Layout annotation records
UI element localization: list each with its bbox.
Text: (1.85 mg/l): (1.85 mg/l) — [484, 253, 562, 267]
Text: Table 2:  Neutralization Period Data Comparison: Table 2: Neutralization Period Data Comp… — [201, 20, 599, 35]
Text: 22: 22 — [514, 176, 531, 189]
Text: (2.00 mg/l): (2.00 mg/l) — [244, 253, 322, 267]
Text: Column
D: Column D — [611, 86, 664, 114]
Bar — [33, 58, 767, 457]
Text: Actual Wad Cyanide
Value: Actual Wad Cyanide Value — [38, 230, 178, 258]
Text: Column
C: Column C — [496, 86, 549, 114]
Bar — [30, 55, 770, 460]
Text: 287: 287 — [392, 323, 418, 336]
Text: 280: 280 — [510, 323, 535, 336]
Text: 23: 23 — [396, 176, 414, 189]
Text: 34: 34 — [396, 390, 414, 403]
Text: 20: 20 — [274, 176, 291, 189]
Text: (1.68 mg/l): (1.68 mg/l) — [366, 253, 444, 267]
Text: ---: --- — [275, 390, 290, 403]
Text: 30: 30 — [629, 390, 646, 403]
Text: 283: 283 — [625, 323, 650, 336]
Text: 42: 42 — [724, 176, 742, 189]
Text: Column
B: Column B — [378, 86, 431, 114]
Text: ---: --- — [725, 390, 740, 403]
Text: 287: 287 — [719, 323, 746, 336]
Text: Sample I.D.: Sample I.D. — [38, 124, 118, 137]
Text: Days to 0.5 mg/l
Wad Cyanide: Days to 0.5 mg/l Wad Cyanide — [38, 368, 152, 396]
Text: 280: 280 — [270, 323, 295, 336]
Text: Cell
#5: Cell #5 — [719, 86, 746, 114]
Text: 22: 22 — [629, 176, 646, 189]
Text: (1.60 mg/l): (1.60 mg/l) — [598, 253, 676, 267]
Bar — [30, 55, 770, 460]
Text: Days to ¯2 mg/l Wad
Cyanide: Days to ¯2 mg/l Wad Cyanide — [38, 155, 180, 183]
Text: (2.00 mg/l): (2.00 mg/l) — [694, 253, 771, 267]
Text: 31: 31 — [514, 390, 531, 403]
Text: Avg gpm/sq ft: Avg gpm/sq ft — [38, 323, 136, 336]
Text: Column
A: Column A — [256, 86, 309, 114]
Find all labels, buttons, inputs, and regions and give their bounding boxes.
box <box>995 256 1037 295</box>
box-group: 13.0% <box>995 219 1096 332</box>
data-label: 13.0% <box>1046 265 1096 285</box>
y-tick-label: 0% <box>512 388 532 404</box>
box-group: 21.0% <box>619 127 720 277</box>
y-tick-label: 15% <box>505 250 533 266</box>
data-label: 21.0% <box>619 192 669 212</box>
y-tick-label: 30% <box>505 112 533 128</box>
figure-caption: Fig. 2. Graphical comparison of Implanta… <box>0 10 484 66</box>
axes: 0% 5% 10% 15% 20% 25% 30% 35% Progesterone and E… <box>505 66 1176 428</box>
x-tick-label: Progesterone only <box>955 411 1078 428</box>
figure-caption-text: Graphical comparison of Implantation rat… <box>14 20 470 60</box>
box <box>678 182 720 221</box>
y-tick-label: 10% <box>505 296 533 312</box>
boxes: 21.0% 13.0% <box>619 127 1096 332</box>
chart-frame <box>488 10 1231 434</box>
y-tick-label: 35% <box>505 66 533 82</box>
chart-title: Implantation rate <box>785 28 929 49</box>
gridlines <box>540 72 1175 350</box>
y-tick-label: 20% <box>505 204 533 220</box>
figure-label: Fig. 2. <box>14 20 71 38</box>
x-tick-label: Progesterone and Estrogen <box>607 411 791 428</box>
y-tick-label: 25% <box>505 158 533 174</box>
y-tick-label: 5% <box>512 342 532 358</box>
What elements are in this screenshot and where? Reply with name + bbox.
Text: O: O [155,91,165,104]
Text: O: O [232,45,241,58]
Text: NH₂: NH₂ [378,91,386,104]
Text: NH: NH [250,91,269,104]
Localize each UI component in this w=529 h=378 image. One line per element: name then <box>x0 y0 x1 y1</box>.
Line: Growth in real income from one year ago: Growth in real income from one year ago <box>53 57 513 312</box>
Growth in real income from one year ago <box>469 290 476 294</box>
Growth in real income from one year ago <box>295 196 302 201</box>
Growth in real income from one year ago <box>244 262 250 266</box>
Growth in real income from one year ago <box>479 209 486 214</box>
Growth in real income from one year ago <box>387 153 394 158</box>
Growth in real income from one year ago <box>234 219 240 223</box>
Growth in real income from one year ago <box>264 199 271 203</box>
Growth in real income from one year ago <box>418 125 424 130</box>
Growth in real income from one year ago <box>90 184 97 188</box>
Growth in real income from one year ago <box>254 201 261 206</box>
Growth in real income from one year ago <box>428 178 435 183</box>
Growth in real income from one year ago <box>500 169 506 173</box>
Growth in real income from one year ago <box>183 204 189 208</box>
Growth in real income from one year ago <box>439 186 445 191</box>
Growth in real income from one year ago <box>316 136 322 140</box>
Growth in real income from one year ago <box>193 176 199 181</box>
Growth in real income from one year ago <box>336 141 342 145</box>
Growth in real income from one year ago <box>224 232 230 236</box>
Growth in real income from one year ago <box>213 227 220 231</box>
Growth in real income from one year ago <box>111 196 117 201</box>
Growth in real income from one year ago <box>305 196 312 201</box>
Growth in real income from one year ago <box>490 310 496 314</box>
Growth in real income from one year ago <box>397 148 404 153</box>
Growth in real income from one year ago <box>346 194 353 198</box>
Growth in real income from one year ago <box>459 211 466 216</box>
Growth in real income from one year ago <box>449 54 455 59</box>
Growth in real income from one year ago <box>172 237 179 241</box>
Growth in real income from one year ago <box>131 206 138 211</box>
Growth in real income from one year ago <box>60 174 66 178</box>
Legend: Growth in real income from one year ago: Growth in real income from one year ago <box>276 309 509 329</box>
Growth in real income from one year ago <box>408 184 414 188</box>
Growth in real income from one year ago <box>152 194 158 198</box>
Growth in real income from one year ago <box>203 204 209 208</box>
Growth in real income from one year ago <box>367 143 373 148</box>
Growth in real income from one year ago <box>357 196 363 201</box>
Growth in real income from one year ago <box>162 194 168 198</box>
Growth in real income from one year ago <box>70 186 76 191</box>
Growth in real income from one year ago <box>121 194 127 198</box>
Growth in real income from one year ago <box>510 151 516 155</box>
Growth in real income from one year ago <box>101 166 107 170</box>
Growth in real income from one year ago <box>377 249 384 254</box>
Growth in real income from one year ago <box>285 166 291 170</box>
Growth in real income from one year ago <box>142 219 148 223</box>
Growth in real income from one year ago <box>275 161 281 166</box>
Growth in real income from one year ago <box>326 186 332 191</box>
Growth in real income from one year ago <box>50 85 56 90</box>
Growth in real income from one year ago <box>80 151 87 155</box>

### WHAT IS ASKED
Pick out and copy every line above that contains the string "figure", treating uppercase and lowercase as different.

### SOLUTION TO THE EXERCISE
figure-caption: Fig. 2. Graphical comparison of Implanta… <box>0 10 484 66</box>
figure-caption-text: Graphical comparison of Implantation rat… <box>14 20 470 60</box>
figure-label: Fig. 2. <box>14 20 71 38</box>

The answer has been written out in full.